- DATA LISTING:

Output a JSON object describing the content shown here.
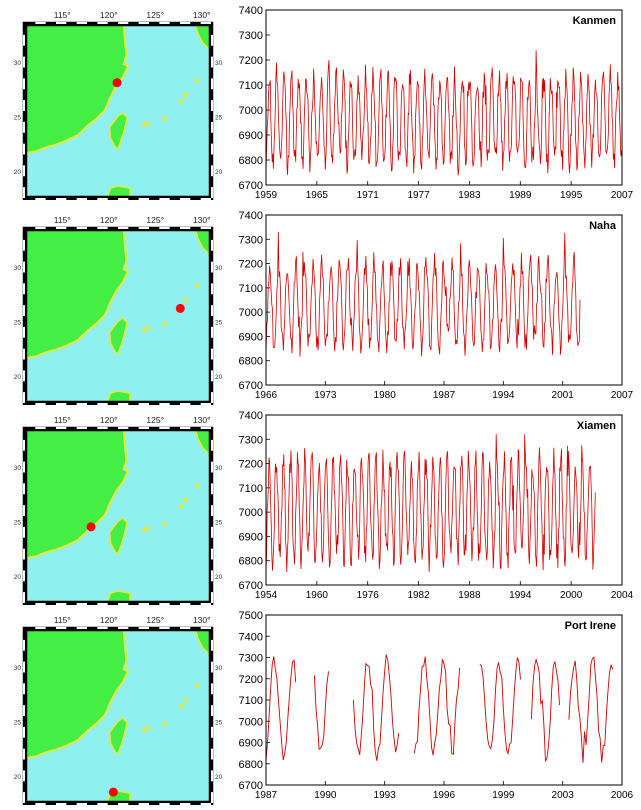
{
  "panels": [
    {
      "map": {
        "lon_labels": [
          "115°",
          "120°",
          "125°",
          "130°"
        ],
        "lat_labels": [
          "30",
          "25",
          "20"
        ],
        "station_lon": 120.9,
        "station_lat": 28.1
      },
      "chart_data": {
        "type": "line",
        "title": "Kanmen",
        "x_ticks": [
          "1959",
          "1965",
          "1971",
          "1977",
          "1983",
          "1989",
          "1995",
          "2007"
        ],
        "ylim": [
          6700,
          7400
        ],
        "y_ticks": [
          "7400",
          "7300",
          "7200",
          "7100",
          "7000",
          "6900",
          "6800",
          "6700"
        ],
        "series": [
          {
            "x_range": [
              1959,
              2007
            ],
            "seasonal_mean": 6960,
            "seasonal_amplitude": 170,
            "noise": 55,
            "gaps": []
          }
        ]
      }
    },
    {
      "map": {
        "lon_labels": [
          "115°",
          "120°",
          "125°",
          "130°"
        ],
        "lat_labels": [
          "30",
          "25",
          "20"
        ],
        "station_lon": 127.7,
        "station_lat": 26.2
      },
      "chart_data": {
        "type": "line",
        "title": "Naha",
        "x_ticks": [
          "1966",
          "1973",
          "1980",
          "1987",
          "1994",
          "2001",
          "2007"
        ],
        "ylim": [
          6700,
          7400
        ],
        "y_ticks": [
          "7400",
          "7300",
          "7200",
          "7100",
          "7000",
          "6900",
          "6800",
          "6700"
        ],
        "series": [
          {
            "x_range": [
              1966,
              2002.2
            ],
            "seasonal_mean": 7030,
            "seasonal_amplitude": 170,
            "noise": 50,
            "gaps": []
          }
        ]
      }
    },
    {
      "map": {
        "lon_labels": [
          "115°",
          "120°",
          "125°",
          "130°"
        ],
        "lat_labels": [
          "30",
          "25",
          "20"
        ],
        "station_lon": 118.1,
        "station_lat": 24.5
      },
      "chart_data": {
        "type": "line",
        "title": "Xiamen",
        "x_ticks": [
          "1954",
          "1960",
          "1976",
          "1982",
          "1988",
          "1994",
          "2000",
          "2004"
        ],
        "ylim": [
          6700,
          7400
        ],
        "y_ticks": [
          "7400",
          "7300",
          "7200",
          "7100",
          "7000",
          "6900",
          "6800",
          "6700"
        ],
        "series": [
          {
            "x_range": [
              1954,
              2000.3
            ],
            "seasonal_mean": 7010,
            "seasonal_amplitude": 200,
            "noise": 60,
            "gaps": []
          }
        ]
      }
    },
    {
      "map": {
        "lon_labels": [
          "115°",
          "120°",
          "125°",
          "130°"
        ],
        "lat_labels": [
          "30",
          "25",
          "20"
        ],
        "station_lon": 120.5,
        "station_lat": 18.5
      },
      "chart_data": {
        "type": "line",
        "title": "Port Irene",
        "x_ticks": [
          "1987",
          "1990",
          "1993",
          "1996",
          "1999",
          "2003",
          "2006"
        ],
        "ylim": [
          6700,
          7500
        ],
        "y_ticks": [
          "7500",
          "7400",
          "7300",
          "7200",
          "7100",
          "7000",
          "6900",
          "6800",
          "6700"
        ],
        "series": [
          {
            "x_range": [
              1987,
              2005.5
            ],
            "seasonal_mean": 7060,
            "seasonal_amplitude": 220,
            "noise": 40,
            "gaps": [
              [
                1988.6,
                1989.5
              ],
              [
                1990.4,
                1991.6
              ],
              [
                1994.1,
                1994.9
              ],
              [
                1997.4,
                1998.4
              ],
              [
                2000.6,
                2001.1
              ],
              [
                2002.7,
                2003.1
              ]
            ]
          }
        ]
      }
    }
  ],
  "colors": {
    "land": "#44ee44",
    "sea": "#8ff0f0",
    "coast": "#e8e83a",
    "dot": "#ff0000",
    "line": "#d40000"
  }
}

- SET EXERCISE: Give the entries again without a single change, but with no pictures.

- SOLVED PROBLEM:
Output a JSON object describing the content shown here.
{
  "panels": [
    {
      "map": {
        "lon_labels": [
          "115°",
          "120°",
          "125°",
          "130°"
        ],
        "lat_labels": [
          "30",
          "25",
          "20"
        ],
        "station_lon": 120.9,
        "station_lat": 28.1
      },
      "chart_data": {
        "type": "line",
        "title": "Kanmen",
        "x_ticks": [
          "1959",
          "1965",
          "1971",
          "1977",
          "1983",
          "1989",
          "1995",
          "2007"
        ],
        "ylim": [
          6700,
          7400
        ],
        "y_ticks": [
          "7400",
          "7300",
          "7200",
          "7100",
          "7000",
          "6900",
          "6800",
          "6700"
        ],
        "series": [
          {
            "x_range": [
              1959,
              2007
            ],
            "seasonal_mean": 6960,
            "seasonal_amplitude": 170,
            "noise": 55,
            "gaps": []
          }
        ]
      }
    },
    {
      "map": {
        "lon_labels": [
          "115°",
          "120°",
          "125°",
          "130°"
        ],
        "lat_labels": [
          "30",
          "25",
          "20"
        ],
        "station_lon": 127.7,
        "station_lat": 26.2
      },
      "chart_data": {
        "type": "line",
        "title": "Naha",
        "x_ticks": [
          "1966",
          "1973",
          "1980",
          "1987",
          "1994",
          "2001",
          "2007"
        ],
        "ylim": [
          6700,
          7400
        ],
        "y_ticks": [
          "7400",
          "7300",
          "7200",
          "7100",
          "7000",
          "6900",
          "6800",
          "6700"
        ],
        "series": [
          {
            "x_range": [
              1966,
              2002.2
            ],
            "seasonal_mean": 7030,
            "seasonal_amplitude": 170,
            "noise": 50,
            "gaps": []
          }
        ]
      }
    },
    {
      "map": {
        "lon_labels": [
          "115°",
          "120°",
          "125°",
          "130°"
        ],
        "lat_labels": [
          "30",
          "25",
          "20"
        ],
        "station_lon": 118.1,
        "station_lat": 24.5
      },
      "chart_data": {
        "type": "line",
        "title": "Xiamen",
        "x_ticks": [
          "1954",
          "1960",
          "1976",
          "1982",
          "1988",
          "1994",
          "2000",
          "2004"
        ],
        "ylim": [
          6700,
          7400
        ],
        "y_ticks": [
          "7400",
          "7300",
          "7200",
          "7100",
          "7000",
          "6900",
          "6800",
          "6700"
        ],
        "series": [
          {
            "x_range": [
              1954,
              2000.3
            ],
            "seasonal_mean": 7010,
            "seasonal_amplitude": 200,
            "noise": 60,
            "gaps": []
          }
        ]
      }
    },
    {
      "map": {
        "lon_labels": [
          "115°",
          "120°",
          "125°",
          "130°"
        ],
        "lat_labels": [
          "30",
          "25",
          "20"
        ],
        "station_lon": 120.5,
        "station_lat": 18.5
      },
      "chart_data": {
        "type": "line",
        "title": "Port Irene",
        "x_ticks": [
          "1987",
          "1990",
          "1993",
          "1996",
          "1999",
          "2003",
          "2006"
        ],
        "ylim": [
          6700,
          7500
        ],
        "y_ticks": [
          "7500",
          "7400",
          "7300",
          "7200",
          "7100",
          "7000",
          "6900",
          "6800",
          "6700"
        ],
        "series": [
          {
            "x_range": [
              1987,
              2005.5
            ],
            "seasonal_mean": 7060,
            "seasonal_amplitude": 220,
            "noise": 40,
            "gaps": [
              [
                1988.6,
                1989.5
              ],
              [
                1990.4,
                1991.6
              ],
              [
                1994.1,
                1994.9
              ],
              [
                1997.4,
                1998.4
              ],
              [
                2000.6,
                2001.1
              ],
              [
                2002.7,
                2003.1
              ]
            ]
          }
        ]
      }
    }
  ],
  "colors": {
    "land": "#44ee44",
    "sea": "#8ff0f0",
    "coast": "#e8e83a",
    "dot": "#ff0000",
    "line": "#d40000"
  }
}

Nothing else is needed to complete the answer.